*** Records supplied

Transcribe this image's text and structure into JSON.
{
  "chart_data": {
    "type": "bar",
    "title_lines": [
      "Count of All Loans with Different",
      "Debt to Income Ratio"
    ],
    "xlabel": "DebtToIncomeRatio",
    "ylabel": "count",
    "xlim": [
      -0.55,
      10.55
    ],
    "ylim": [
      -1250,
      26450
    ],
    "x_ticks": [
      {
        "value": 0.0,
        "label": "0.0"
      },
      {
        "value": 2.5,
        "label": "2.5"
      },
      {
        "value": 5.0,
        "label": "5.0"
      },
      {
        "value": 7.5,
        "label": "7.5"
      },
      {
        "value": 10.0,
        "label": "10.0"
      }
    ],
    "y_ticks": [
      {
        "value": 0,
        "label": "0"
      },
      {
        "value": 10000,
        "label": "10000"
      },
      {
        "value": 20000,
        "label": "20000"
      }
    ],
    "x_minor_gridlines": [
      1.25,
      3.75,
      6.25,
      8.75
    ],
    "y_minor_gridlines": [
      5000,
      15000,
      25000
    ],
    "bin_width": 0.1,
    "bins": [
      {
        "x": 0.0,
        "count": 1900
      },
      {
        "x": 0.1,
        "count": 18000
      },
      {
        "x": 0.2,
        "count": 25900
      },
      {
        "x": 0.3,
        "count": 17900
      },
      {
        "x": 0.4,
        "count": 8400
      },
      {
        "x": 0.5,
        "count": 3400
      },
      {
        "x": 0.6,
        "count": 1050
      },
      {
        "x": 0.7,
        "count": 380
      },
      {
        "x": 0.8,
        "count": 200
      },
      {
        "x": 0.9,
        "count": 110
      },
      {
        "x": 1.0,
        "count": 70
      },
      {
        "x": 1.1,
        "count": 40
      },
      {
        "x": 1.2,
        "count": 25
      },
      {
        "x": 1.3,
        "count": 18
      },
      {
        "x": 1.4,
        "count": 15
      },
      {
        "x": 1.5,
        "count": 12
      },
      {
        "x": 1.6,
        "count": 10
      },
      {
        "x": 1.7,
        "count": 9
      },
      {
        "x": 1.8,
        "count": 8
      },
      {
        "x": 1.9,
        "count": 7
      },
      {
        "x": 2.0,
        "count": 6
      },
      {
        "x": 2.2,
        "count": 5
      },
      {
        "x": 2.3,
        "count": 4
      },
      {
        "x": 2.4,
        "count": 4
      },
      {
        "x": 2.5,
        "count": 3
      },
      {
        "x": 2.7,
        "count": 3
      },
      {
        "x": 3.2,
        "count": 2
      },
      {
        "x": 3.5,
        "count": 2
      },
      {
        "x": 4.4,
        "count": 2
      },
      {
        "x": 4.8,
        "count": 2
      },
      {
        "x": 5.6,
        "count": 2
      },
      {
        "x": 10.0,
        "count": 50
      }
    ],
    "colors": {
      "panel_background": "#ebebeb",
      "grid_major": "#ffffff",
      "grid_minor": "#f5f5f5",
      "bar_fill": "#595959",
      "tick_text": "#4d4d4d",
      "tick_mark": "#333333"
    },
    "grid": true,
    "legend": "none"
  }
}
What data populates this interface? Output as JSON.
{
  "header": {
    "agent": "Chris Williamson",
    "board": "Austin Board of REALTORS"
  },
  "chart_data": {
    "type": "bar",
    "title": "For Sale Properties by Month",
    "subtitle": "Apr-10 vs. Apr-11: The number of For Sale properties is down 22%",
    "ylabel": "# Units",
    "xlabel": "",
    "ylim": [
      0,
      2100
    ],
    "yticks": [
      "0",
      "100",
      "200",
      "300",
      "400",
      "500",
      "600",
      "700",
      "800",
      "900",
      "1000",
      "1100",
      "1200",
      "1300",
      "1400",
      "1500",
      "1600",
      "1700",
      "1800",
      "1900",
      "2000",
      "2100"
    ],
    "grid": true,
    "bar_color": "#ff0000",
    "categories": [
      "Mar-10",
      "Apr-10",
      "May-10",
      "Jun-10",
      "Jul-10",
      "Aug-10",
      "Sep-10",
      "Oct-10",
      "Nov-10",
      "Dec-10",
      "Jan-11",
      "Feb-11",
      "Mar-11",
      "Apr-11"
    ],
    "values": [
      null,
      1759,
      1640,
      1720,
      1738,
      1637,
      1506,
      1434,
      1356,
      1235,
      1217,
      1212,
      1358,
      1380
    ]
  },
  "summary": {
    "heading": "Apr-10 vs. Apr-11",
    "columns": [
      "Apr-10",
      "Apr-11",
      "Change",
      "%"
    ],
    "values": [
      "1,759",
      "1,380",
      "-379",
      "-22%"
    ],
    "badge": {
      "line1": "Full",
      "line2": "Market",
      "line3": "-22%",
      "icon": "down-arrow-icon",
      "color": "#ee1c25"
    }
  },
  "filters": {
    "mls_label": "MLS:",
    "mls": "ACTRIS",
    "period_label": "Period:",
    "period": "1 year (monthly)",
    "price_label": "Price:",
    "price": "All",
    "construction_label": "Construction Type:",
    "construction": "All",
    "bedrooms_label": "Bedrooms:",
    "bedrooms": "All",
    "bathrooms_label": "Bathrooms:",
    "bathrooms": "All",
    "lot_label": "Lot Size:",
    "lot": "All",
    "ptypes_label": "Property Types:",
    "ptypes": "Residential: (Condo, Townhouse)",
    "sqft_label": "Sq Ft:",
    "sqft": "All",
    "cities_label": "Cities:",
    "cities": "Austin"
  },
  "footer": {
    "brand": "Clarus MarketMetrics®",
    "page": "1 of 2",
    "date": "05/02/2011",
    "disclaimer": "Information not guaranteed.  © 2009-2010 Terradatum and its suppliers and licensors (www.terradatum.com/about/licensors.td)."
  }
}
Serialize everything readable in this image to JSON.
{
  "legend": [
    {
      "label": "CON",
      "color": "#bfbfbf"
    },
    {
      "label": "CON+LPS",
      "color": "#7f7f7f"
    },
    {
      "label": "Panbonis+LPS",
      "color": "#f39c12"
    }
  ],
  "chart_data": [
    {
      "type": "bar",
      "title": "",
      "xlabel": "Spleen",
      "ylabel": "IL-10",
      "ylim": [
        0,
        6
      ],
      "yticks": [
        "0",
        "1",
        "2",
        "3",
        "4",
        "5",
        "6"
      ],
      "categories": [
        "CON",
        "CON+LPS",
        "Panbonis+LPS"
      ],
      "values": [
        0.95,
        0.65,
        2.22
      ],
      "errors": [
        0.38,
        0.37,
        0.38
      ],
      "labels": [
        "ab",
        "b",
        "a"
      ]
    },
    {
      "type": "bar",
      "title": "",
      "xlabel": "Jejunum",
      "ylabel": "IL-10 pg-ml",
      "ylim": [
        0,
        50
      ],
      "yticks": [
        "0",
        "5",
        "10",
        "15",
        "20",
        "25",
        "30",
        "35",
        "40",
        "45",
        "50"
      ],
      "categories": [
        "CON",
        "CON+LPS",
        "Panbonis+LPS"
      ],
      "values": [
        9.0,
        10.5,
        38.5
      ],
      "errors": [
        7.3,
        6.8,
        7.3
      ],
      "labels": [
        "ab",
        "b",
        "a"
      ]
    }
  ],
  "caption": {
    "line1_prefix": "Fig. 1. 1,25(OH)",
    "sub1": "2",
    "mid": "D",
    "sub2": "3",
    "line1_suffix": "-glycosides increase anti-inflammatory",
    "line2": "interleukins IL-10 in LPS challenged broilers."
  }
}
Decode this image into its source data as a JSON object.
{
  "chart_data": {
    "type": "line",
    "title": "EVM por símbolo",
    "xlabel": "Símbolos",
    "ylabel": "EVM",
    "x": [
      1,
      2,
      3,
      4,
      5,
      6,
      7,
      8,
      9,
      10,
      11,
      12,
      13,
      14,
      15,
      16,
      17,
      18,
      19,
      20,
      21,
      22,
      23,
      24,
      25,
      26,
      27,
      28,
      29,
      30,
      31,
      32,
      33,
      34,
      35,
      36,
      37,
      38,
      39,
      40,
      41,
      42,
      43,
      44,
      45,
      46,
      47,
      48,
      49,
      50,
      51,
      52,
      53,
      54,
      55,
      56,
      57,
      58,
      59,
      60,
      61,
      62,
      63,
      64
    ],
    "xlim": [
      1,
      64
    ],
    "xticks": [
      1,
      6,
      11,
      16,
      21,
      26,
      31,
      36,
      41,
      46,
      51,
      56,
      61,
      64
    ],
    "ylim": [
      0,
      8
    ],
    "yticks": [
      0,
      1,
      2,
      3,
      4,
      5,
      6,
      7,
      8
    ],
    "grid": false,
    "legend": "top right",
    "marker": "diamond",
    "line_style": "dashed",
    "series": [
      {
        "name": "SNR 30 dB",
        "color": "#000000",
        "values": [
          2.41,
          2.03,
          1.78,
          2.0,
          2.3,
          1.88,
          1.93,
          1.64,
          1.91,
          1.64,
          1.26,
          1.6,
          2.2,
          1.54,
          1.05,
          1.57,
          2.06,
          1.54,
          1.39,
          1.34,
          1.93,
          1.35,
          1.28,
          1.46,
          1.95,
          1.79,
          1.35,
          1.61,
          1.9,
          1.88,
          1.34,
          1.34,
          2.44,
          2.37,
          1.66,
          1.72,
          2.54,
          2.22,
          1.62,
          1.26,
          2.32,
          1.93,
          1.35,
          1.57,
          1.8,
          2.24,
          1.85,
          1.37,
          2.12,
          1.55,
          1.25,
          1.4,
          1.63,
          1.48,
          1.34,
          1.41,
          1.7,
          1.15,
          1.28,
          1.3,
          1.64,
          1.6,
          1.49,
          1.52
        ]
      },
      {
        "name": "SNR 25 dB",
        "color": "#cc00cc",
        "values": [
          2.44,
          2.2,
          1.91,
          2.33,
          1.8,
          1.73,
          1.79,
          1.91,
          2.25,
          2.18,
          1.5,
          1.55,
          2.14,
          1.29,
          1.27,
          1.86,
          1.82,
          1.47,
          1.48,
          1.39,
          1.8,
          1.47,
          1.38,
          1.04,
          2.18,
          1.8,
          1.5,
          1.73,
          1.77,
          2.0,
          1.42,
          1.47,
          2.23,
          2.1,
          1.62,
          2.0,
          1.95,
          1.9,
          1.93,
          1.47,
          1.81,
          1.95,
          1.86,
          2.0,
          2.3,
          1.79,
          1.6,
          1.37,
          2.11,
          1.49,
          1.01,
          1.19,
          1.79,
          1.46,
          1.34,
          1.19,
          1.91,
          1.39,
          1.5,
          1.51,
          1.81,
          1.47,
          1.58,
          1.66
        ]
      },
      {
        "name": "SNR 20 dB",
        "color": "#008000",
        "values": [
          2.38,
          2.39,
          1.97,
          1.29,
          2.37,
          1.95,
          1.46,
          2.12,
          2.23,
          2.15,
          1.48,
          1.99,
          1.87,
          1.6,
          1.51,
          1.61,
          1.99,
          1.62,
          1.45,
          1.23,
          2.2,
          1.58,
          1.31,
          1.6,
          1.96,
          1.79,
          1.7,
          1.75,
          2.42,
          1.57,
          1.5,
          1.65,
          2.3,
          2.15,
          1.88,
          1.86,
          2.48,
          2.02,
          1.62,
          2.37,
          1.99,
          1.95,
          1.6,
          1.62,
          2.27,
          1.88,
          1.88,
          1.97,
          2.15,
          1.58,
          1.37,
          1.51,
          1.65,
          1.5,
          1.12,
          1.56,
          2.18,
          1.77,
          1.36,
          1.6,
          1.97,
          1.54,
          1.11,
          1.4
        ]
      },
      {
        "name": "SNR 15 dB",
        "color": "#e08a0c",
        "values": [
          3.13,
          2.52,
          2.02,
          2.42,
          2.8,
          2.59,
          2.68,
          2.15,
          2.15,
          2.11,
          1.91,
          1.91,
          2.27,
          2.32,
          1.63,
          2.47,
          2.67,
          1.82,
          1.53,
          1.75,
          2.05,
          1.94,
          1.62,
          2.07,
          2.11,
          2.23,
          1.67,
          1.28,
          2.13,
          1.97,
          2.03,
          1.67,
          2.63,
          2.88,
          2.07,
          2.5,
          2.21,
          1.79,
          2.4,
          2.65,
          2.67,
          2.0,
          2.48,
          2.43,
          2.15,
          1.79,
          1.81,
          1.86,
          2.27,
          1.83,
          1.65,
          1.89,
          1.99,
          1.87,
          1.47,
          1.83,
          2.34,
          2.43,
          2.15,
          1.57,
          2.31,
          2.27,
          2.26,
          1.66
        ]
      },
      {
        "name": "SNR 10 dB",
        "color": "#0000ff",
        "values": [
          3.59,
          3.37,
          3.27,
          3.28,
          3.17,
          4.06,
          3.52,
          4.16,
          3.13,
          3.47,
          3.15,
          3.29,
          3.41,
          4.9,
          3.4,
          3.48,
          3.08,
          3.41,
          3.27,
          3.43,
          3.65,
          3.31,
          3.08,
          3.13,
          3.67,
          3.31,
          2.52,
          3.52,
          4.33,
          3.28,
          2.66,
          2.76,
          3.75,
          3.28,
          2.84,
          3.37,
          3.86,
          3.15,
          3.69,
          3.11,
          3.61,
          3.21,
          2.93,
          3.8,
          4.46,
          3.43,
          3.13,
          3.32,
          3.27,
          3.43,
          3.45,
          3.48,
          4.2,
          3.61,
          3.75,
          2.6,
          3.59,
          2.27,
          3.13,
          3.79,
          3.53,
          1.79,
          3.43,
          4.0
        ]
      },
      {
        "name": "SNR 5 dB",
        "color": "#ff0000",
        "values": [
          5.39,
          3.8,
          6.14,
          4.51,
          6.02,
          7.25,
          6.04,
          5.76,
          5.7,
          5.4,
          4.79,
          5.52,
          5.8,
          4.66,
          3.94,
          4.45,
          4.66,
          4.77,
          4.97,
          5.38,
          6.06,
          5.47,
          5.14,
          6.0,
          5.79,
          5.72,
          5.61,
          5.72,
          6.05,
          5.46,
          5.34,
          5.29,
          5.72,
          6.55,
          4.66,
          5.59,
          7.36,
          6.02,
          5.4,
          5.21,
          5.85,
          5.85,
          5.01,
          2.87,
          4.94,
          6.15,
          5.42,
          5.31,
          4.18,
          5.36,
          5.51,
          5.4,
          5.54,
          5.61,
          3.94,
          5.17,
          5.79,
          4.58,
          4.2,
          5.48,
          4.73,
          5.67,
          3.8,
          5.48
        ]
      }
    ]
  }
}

******

Check each line of the entries for the string "name". Copy the lines that have it.

§ **Problem solution**
        "name": "SNR 30 dB",
        "name": "SNR 25 dB",
        "name": "SNR 20 dB",
        "name": "SNR 15 dB",
        "name": "SNR 10 dB",
        "name": "SNR 5 dB",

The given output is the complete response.